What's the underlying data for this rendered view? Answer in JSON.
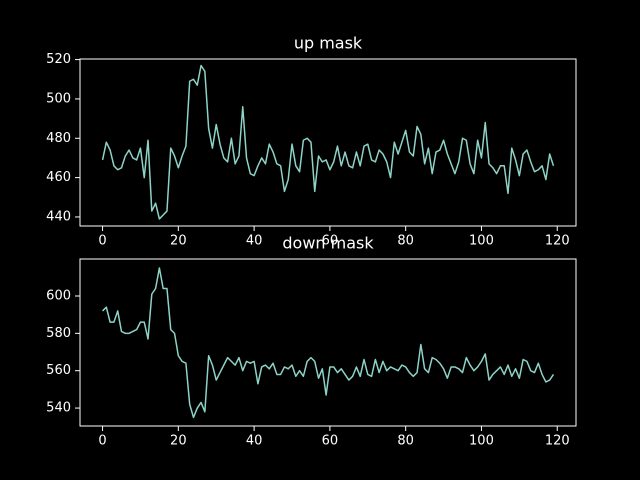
{
  "chart_data": [
    {
      "type": "line",
      "title": "up mask",
      "x": [
        0,
        1,
        2,
        3,
        4,
        5,
        6,
        7,
        8,
        9,
        10,
        11,
        12,
        13,
        14,
        15,
        16,
        17,
        18,
        19,
        20,
        21,
        22,
        23,
        24,
        25,
        26,
        27,
        28,
        29,
        30,
        31,
        32,
        33,
        34,
        35,
        36,
        37,
        38,
        39,
        40,
        41,
        42,
        43,
        44,
        45,
        46,
        47,
        48,
        49,
        50,
        51,
        52,
        53,
        54,
        55,
        56,
        57,
        58,
        59,
        60,
        61,
        62,
        63,
        64,
        65,
        66,
        67,
        68,
        69,
        70,
        71,
        72,
        73,
        74,
        75,
        76,
        77,
        78,
        79,
        80,
        81,
        82,
        83,
        84,
        85,
        86,
        87,
        88,
        89,
        90,
        91,
        92,
        93,
        94,
        95,
        96,
        97,
        98,
        99,
        100,
        101,
        102,
        103,
        104,
        105,
        106,
        107,
        108,
        109,
        110,
        111,
        112,
        113,
        114,
        115,
        116,
        117,
        118,
        119
      ],
      "series": [
        {
          "color": "#8dd3c7",
          "values": [
            469,
            478,
            474,
            466,
            464,
            465,
            471,
            474,
            470,
            469,
            475,
            460,
            479,
            443,
            447,
            439,
            441,
            443,
            475,
            471,
            465,
            471,
            476,
            509,
            510,
            507,
            517,
            514,
            485,
            475,
            487,
            477,
            470,
            468,
            480,
            467,
            471,
            496,
            470,
            462,
            461,
            466,
            470,
            467,
            477,
            473,
            467,
            466,
            453,
            459,
            477,
            466,
            463,
            479,
            480,
            478,
            453,
            471,
            468,
            469,
            464,
            468,
            476,
            466,
            473,
            466,
            465,
            473,
            466,
            476,
            477,
            469,
            468,
            474,
            472,
            468,
            460,
            478,
            472,
            478,
            484,
            473,
            471,
            486,
            482,
            467,
            475,
            462,
            473,
            474,
            479,
            472,
            467,
            462,
            468,
            480,
            479,
            467,
            462,
            479,
            470,
            488,
            467,
            465,
            462,
            466,
            466,
            452,
            475,
            469,
            461,
            472,
            474,
            468,
            463,
            464,
            466,
            459,
            472,
            466
          ]
        }
      ],
      "xlim": [
        -5.95,
        124.95
      ],
      "ylim": [
        435.4,
        520.3
      ],
      "xticks": [
        0,
        20,
        40,
        60,
        80,
        100,
        120
      ],
      "yticks": [
        440,
        460,
        480,
        500,
        520
      ]
    },
    {
      "type": "line",
      "title": "down mask",
      "x": [
        0,
        1,
        2,
        3,
        4,
        5,
        6,
        7,
        8,
        9,
        10,
        11,
        12,
        13,
        14,
        15,
        16,
        17,
        18,
        19,
        20,
        21,
        22,
        23,
        24,
        25,
        26,
        27,
        28,
        29,
        30,
        31,
        32,
        33,
        34,
        35,
        36,
        37,
        38,
        39,
        40,
        41,
        42,
        43,
        44,
        45,
        46,
        47,
        48,
        49,
        50,
        51,
        52,
        53,
        54,
        55,
        56,
        57,
        58,
        59,
        60,
        61,
        62,
        63,
        64,
        65,
        66,
        67,
        68,
        69,
        70,
        71,
        72,
        73,
        74,
        75,
        76,
        77,
        78,
        79,
        80,
        81,
        82,
        83,
        84,
        85,
        86,
        87,
        88,
        89,
        90,
        91,
        92,
        93,
        94,
        95,
        96,
        97,
        98,
        99,
        100,
        101,
        102,
        103,
        104,
        105,
        106,
        107,
        108,
        109,
        110,
        111,
        112,
        113,
        114,
        115,
        116,
        117,
        118,
        119
      ],
      "series": [
        {
          "color": "#8dd3c7",
          "values": [
            592,
            594,
            586,
            586,
            592,
            581,
            580,
            580,
            581,
            582,
            586,
            586,
            577,
            601,
            604,
            615,
            604,
            604,
            582,
            580,
            568,
            565,
            564,
            542,
            535,
            540,
            543,
            538,
            568,
            563,
            555,
            559,
            563,
            567,
            565,
            563,
            567,
            560,
            565,
            564,
            565,
            553,
            562,
            563,
            561,
            564,
            558,
            558,
            562,
            561,
            563,
            557,
            560,
            557,
            565,
            567,
            565,
            556,
            561,
            547,
            562,
            562,
            559,
            561,
            558,
            555,
            557,
            562,
            557,
            566,
            558,
            557,
            566,
            559,
            565,
            560,
            562,
            561,
            560,
            563,
            562,
            559,
            557,
            559,
            574,
            561,
            559,
            567,
            566,
            564,
            561,
            556,
            562,
            562,
            561,
            559,
            567,
            563,
            560,
            562,
            565,
            569,
            555,
            558,
            560,
            562,
            558,
            563,
            557,
            561,
            556,
            566,
            565,
            560,
            559,
            564,
            558,
            554,
            555,
            558
          ]
        }
      ],
      "xlim": [
        -5.95,
        124.95
      ],
      "ylim": [
        530.4,
        619.8
      ],
      "xticks": [
        0,
        20,
        40,
        60,
        80,
        100,
        120
      ],
      "yticks": [
        540,
        560,
        580,
        600
      ]
    }
  ]
}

******************************

Copy out the whole listing exactly, and don't carry over any pictures.

What's the underlying data for this rendered view? Answer in JSON.
{
  "chart_data": [
    {
      "type": "line",
      "title": "up mask",
      "x": [
        0,
        1,
        2,
        3,
        4,
        5,
        6,
        7,
        8,
        9,
        10,
        11,
        12,
        13,
        14,
        15,
        16,
        17,
        18,
        19,
        20,
        21,
        22,
        23,
        24,
        25,
        26,
        27,
        28,
        29,
        30,
        31,
        32,
        33,
        34,
        35,
        36,
        37,
        38,
        39,
        40,
        41,
        42,
        43,
        44,
        45,
        46,
        47,
        48,
        49,
        50,
        51,
        52,
        53,
        54,
        55,
        56,
        57,
        58,
        59,
        60,
        61,
        62,
        63,
        64,
        65,
        66,
        67,
        68,
        69,
        70,
        71,
        72,
        73,
        74,
        75,
        76,
        77,
        78,
        79,
        80,
        81,
        82,
        83,
        84,
        85,
        86,
        87,
        88,
        89,
        90,
        91,
        92,
        93,
        94,
        95,
        96,
        97,
        98,
        99,
        100,
        101,
        102,
        103,
        104,
        105,
        106,
        107,
        108,
        109,
        110,
        111,
        112,
        113,
        114,
        115,
        116,
        117,
        118,
        119
      ],
      "series": [
        {
          "color": "#8dd3c7",
          "values": [
            469,
            478,
            474,
            466,
            464,
            465,
            471,
            474,
            470,
            469,
            475,
            460,
            479,
            443,
            447,
            439,
            441,
            443,
            475,
            471,
            465,
            471,
            476,
            509,
            510,
            507,
            517,
            514,
            485,
            475,
            487,
            477,
            470,
            468,
            480,
            467,
            471,
            496,
            470,
            462,
            461,
            466,
            470,
            467,
            477,
            473,
            467,
            466,
            453,
            459,
            477,
            466,
            463,
            479,
            480,
            478,
            453,
            471,
            468,
            469,
            464,
            468,
            476,
            466,
            473,
            466,
            465,
            473,
            466,
            476,
            477,
            469,
            468,
            474,
            472,
            468,
            460,
            478,
            472,
            478,
            484,
            473,
            471,
            486,
            482,
            467,
            475,
            462,
            473,
            474,
            479,
            472,
            467,
            462,
            468,
            480,
            479,
            467,
            462,
            479,
            470,
            488,
            467,
            465,
            462,
            466,
            466,
            452,
            475,
            469,
            461,
            472,
            474,
            468,
            463,
            464,
            466,
            459,
            472,
            466
          ]
        }
      ],
      "xlim": [
        -5.95,
        124.95
      ],
      "ylim": [
        435.4,
        520.3
      ],
      "xticks": [
        0,
        20,
        40,
        60,
        80,
        100,
        120
      ],
      "yticks": [
        440,
        460,
        480,
        500,
        520
      ]
    },
    {
      "type": "line",
      "title": "down mask",
      "x": [
        0,
        1,
        2,
        3,
        4,
        5,
        6,
        7,
        8,
        9,
        10,
        11,
        12,
        13,
        14,
        15,
        16,
        17,
        18,
        19,
        20,
        21,
        22,
        23,
        24,
        25,
        26,
        27,
        28,
        29,
        30,
        31,
        32,
        33,
        34,
        35,
        36,
        37,
        38,
        39,
        40,
        41,
        42,
        43,
        44,
        45,
        46,
        47,
        48,
        49,
        50,
        51,
        52,
        53,
        54,
        55,
        56,
        57,
        58,
        59,
        60,
        61,
        62,
        63,
        64,
        65,
        66,
        67,
        68,
        69,
        70,
        71,
        72,
        73,
        74,
        75,
        76,
        77,
        78,
        79,
        80,
        81,
        82,
        83,
        84,
        85,
        86,
        87,
        88,
        89,
        90,
        91,
        92,
        93,
        94,
        95,
        96,
        97,
        98,
        99,
        100,
        101,
        102,
        103,
        104,
        105,
        106,
        107,
        108,
        109,
        110,
        111,
        112,
        113,
        114,
        115,
        116,
        117,
        118,
        119
      ],
      "series": [
        {
          "color": "#8dd3c7",
          "values": [
            592,
            594,
            586,
            586,
            592,
            581,
            580,
            580,
            581,
            582,
            586,
            586,
            577,
            601,
            604,
            615,
            604,
            604,
            582,
            580,
            568,
            565,
            564,
            542,
            535,
            540,
            543,
            538,
            568,
            563,
            555,
            559,
            563,
            567,
            565,
            563,
            567,
            560,
            565,
            564,
            565,
            553,
            562,
            563,
            561,
            564,
            558,
            558,
            562,
            561,
            563,
            557,
            560,
            557,
            565,
            567,
            565,
            556,
            561,
            547,
            562,
            562,
            559,
            561,
            558,
            555,
            557,
            562,
            557,
            566,
            558,
            557,
            566,
            559,
            565,
            560,
            562,
            561,
            560,
            563,
            562,
            559,
            557,
            559,
            574,
            561,
            559,
            567,
            566,
            564,
            561,
            556,
            562,
            562,
            561,
            559,
            567,
            563,
            560,
            562,
            565,
            569,
            555,
            558,
            560,
            562,
            558,
            563,
            557,
            561,
            556,
            566,
            565,
            560,
            559,
            564,
            558,
            554,
            555,
            558
          ]
        }
      ],
      "xlim": [
        -5.95,
        124.95
      ],
      "ylim": [
        530.4,
        619.8
      ],
      "xticks": [
        0,
        20,
        40,
        60,
        80,
        100,
        120
      ],
      "yticks": [
        540,
        560,
        580,
        600
      ]
    }
  ]
}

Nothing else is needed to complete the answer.